Stored entries
============================================================

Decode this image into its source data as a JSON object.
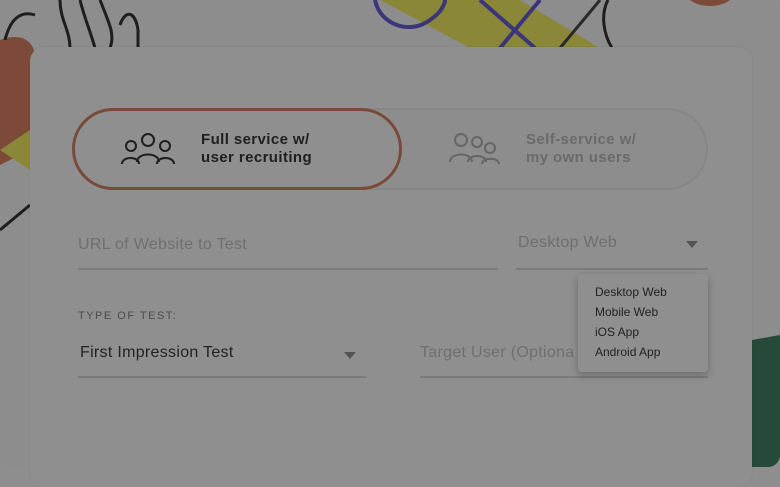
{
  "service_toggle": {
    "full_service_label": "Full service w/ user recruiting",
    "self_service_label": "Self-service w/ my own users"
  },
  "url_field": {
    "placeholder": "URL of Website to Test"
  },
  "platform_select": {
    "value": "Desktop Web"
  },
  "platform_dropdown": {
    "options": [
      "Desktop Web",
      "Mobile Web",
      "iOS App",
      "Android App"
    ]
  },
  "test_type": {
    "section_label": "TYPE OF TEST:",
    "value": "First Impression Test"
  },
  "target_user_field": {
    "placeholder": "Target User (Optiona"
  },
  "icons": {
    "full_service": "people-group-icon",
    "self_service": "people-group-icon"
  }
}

============================================================

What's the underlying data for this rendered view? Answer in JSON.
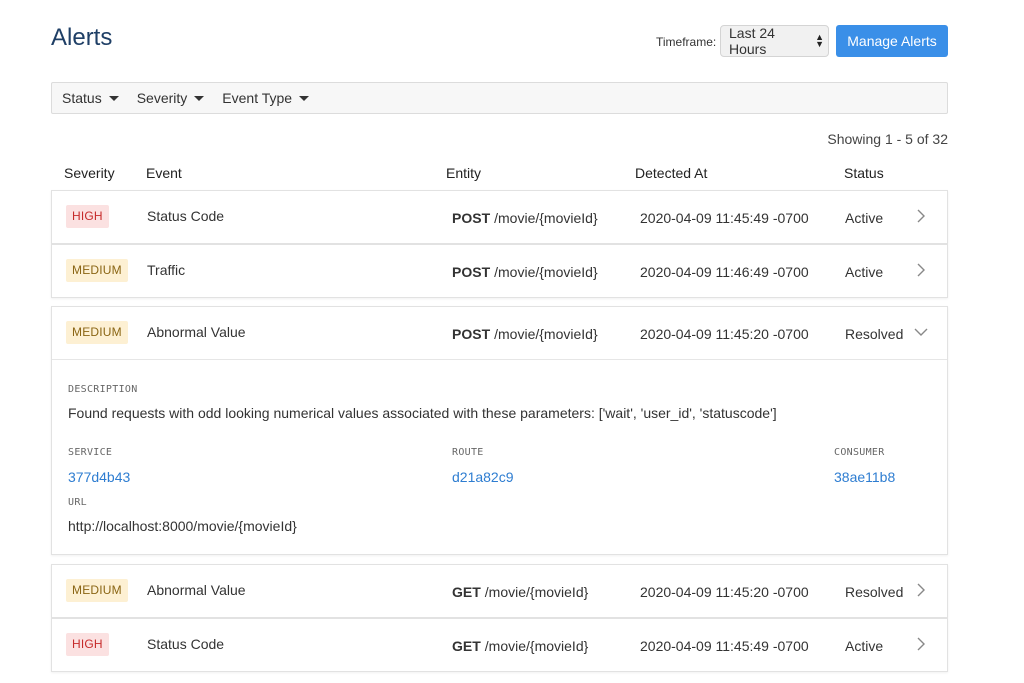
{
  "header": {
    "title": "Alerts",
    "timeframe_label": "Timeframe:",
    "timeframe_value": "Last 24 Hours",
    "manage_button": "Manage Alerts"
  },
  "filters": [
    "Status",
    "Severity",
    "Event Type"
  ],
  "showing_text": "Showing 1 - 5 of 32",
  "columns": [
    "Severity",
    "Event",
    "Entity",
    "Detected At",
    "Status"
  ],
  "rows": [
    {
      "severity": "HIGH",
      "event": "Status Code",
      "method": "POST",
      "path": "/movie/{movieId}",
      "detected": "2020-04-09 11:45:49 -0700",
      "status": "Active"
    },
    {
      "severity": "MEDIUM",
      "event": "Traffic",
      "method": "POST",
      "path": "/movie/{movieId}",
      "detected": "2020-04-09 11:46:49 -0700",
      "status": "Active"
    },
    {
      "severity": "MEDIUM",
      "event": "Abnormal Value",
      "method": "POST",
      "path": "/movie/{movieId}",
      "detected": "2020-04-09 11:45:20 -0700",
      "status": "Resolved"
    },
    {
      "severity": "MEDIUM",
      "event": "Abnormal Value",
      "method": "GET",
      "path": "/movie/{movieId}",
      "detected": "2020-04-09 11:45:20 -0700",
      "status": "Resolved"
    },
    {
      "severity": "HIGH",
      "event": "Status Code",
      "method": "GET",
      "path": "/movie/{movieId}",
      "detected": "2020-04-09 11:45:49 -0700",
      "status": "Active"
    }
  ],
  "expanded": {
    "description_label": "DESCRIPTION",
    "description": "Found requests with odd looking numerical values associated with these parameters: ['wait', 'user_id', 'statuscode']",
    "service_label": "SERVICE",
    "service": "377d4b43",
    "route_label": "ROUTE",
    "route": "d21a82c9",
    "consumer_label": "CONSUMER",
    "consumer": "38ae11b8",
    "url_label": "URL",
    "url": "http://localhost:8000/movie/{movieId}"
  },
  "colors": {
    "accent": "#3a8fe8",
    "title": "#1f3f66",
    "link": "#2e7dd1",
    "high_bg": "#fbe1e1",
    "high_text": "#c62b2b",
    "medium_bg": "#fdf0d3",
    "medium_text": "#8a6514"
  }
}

============================================================

- **What the task requires**: Examine the data above and state how many of its lines contain the word "Alerts", with no further remarks.

- **Worked answer**: 2